Problem details: Could you copy every line from the material below in which "xlabel" appears?

## start

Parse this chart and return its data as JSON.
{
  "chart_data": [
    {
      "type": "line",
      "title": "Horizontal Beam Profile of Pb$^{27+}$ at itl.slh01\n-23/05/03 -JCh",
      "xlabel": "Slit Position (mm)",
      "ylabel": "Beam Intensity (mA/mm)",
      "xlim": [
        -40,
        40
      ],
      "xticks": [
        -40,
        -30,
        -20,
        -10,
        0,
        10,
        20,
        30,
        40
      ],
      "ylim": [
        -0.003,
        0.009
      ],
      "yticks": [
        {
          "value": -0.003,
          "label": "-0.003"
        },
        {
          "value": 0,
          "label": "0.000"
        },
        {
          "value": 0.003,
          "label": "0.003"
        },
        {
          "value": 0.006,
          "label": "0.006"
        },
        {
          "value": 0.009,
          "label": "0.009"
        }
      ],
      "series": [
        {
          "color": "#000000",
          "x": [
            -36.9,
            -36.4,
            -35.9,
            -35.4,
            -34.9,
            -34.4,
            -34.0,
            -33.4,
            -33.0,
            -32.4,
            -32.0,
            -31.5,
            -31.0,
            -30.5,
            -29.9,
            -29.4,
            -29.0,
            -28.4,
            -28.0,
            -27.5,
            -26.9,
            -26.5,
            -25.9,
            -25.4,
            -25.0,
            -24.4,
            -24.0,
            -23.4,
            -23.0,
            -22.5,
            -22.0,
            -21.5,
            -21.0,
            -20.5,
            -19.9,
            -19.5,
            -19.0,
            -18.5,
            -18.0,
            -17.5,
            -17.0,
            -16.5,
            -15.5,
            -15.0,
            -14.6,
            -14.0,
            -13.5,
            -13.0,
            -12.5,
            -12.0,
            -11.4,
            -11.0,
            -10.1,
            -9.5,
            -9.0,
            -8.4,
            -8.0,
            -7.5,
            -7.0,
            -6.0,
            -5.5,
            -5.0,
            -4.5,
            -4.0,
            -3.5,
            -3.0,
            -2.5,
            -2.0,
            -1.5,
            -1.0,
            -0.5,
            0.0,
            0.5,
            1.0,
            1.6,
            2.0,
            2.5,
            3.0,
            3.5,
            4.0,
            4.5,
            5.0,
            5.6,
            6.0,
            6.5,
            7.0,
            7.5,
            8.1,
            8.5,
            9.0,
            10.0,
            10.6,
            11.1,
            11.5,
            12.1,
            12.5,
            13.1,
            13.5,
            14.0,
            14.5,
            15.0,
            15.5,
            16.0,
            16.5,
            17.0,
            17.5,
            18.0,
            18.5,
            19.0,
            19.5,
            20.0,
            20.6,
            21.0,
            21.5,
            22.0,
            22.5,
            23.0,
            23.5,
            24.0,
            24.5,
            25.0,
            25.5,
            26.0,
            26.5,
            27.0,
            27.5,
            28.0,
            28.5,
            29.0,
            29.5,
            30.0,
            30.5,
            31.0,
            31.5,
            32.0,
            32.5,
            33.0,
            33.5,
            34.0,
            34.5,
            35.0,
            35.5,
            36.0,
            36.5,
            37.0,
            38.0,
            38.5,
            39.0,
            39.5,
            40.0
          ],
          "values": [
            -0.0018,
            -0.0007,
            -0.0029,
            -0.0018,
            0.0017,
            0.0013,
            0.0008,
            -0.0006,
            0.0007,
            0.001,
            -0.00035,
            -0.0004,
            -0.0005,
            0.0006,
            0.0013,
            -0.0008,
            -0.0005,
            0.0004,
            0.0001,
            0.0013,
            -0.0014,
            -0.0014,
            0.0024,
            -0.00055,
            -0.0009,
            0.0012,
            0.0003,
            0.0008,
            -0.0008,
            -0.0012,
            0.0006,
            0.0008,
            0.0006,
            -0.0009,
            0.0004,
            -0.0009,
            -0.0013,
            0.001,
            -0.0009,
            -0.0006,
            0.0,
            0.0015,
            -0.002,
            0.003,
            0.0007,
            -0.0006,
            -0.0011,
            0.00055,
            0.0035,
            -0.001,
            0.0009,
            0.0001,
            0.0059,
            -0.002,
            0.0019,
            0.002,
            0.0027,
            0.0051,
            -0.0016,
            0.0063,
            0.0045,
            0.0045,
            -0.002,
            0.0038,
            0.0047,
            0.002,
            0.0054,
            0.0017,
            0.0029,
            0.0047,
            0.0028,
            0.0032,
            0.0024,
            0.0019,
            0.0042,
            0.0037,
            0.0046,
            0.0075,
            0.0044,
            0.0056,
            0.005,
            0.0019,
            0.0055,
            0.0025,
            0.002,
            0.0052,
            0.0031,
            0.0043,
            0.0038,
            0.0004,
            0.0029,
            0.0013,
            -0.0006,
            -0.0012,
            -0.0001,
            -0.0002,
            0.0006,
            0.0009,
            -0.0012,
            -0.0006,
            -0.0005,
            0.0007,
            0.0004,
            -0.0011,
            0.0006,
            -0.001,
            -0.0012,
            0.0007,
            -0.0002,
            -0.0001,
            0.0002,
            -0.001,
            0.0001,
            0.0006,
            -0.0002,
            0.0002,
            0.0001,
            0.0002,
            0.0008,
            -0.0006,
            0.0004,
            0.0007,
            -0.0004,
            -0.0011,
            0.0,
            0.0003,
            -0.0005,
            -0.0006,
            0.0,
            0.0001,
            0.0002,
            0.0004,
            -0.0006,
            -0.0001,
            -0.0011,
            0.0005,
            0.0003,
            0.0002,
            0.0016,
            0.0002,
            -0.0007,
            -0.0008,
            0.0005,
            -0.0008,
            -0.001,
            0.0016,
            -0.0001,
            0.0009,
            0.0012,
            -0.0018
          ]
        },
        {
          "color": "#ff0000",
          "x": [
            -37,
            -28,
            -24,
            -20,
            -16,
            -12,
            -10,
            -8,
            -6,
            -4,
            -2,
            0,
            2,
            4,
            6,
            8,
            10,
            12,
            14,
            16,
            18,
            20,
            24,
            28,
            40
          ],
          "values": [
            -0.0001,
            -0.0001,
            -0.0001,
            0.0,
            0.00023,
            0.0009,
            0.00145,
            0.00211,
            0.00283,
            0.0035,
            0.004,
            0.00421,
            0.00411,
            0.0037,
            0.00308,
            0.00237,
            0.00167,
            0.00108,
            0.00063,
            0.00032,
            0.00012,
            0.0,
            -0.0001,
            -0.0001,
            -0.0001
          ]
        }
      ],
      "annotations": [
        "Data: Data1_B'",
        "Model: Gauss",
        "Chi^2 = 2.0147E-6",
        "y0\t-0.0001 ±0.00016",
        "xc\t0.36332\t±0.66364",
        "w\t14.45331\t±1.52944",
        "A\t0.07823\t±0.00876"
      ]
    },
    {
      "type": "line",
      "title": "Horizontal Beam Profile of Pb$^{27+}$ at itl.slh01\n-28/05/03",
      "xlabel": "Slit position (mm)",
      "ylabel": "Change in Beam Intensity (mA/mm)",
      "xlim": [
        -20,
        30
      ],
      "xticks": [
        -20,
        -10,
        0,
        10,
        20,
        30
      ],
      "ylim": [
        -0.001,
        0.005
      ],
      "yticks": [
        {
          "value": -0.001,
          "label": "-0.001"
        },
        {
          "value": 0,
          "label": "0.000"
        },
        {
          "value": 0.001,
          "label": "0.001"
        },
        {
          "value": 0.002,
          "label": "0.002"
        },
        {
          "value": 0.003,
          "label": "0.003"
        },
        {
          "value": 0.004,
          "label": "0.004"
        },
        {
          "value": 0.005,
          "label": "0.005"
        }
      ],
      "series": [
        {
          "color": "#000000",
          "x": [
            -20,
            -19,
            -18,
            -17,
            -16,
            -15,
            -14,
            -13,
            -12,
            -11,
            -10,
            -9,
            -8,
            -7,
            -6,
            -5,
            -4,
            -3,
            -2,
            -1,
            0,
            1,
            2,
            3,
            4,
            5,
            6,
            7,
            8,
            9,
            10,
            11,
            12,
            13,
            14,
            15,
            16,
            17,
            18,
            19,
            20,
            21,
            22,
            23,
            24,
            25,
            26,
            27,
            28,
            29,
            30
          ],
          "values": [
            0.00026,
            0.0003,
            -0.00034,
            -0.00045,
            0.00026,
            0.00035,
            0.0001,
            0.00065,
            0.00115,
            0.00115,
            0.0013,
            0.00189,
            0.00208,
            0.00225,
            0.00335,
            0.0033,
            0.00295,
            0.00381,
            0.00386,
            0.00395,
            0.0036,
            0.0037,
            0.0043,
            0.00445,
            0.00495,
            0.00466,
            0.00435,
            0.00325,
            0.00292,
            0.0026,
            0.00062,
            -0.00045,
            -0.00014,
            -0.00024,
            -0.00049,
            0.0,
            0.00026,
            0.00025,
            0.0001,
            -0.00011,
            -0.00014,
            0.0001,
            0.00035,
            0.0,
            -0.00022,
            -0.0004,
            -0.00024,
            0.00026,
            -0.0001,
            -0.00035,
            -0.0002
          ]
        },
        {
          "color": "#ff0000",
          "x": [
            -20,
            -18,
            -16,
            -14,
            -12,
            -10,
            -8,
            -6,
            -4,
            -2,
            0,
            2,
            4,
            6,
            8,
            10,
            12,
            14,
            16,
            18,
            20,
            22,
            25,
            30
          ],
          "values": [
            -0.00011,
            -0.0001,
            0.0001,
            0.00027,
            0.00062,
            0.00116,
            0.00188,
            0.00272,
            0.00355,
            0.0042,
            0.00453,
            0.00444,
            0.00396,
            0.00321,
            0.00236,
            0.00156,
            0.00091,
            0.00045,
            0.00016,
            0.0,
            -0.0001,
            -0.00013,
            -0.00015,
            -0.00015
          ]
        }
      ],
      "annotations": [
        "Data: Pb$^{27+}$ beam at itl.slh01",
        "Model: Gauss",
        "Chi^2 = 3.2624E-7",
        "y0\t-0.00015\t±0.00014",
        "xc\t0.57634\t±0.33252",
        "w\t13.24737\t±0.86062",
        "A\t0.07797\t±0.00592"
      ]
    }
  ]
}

## end

Response to this task:
      "xlabel": "Slit Position (mm)",
      "xlabel": "Slit position (mm)",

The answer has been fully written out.